[Collected data entries]
....

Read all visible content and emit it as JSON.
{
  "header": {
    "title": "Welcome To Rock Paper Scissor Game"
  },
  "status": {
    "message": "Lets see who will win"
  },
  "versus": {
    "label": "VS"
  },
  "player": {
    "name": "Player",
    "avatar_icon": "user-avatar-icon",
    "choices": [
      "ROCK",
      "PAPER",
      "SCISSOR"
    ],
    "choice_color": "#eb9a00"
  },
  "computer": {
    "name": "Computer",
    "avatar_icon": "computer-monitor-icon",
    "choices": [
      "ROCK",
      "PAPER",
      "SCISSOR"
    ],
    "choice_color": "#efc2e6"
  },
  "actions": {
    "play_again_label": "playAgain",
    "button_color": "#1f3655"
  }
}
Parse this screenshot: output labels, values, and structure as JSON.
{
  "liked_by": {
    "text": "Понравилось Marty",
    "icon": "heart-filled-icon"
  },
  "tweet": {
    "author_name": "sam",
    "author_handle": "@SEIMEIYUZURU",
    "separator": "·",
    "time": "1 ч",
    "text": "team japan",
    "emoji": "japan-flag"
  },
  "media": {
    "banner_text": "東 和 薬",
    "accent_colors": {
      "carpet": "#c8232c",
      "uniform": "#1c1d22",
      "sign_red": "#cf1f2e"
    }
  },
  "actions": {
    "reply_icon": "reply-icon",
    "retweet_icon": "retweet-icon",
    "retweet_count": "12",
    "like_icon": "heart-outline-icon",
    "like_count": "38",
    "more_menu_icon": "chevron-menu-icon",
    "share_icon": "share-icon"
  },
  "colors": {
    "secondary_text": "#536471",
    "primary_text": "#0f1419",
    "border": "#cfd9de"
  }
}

....

THE EXERCISE: Reproduce the full listing exactly.

EXPECTED ANSWER:
Read all visible content and emit it as JSON.
{
  "header": {
    "title": "Welcome To Rock Paper Scissor Game"
  },
  "status": {
    "message": "Lets see who will win"
  },
  "versus": {
    "label": "VS"
  },
  "player": {
    "name": "Player",
    "avatar_icon": "user-avatar-icon",
    "choices": [
      "ROCK",
      "PAPER",
      "SCISSOR"
    ],
    "choice_color": "#eb9a00"
  },
  "computer": {
    "name": "Computer",
    "avatar_icon": "computer-monitor-icon",
    "choices": [
      "ROCK",
      "PAPER",
      "SCISSOR"
    ],
    "choice_color": "#efc2e6"
  },
  "actions": {
    "play_again_label": "playAgain",
    "button_color": "#1f3655"
  }
}
Parse this screenshot: output labels, values, and structure as JSON.
{
  "liked_by": {
    "text": "Понравилось Marty",
    "icon": "heart-filled-icon"
  },
  "tweet": {
    "author_name": "sam",
    "author_handle": "@SEIMEIYUZURU",
    "separator": "·",
    "time": "1 ч",
    "text": "team japan",
    "emoji": "japan-flag"
  },
  "media": {
    "banner_text": "東 和 薬",
    "accent_colors": {
      "carpet": "#c8232c",
      "uniform": "#1c1d22",
      "sign_red": "#cf1f2e"
    }
  },
  "actions": {
    "reply_icon": "reply-icon",
    "retweet_icon": "retweet-icon",
    "retweet_count": "12",
    "like_icon": "heart-outline-icon",
    "like_count": "38",
    "more_menu_icon": "chevron-menu-icon",
    "share_icon": "share-icon"
  },
  "colors": {
    "secondary_text": "#536471",
    "primary_text": "#0f1419",
    "border": "#cfd9de"
  }
}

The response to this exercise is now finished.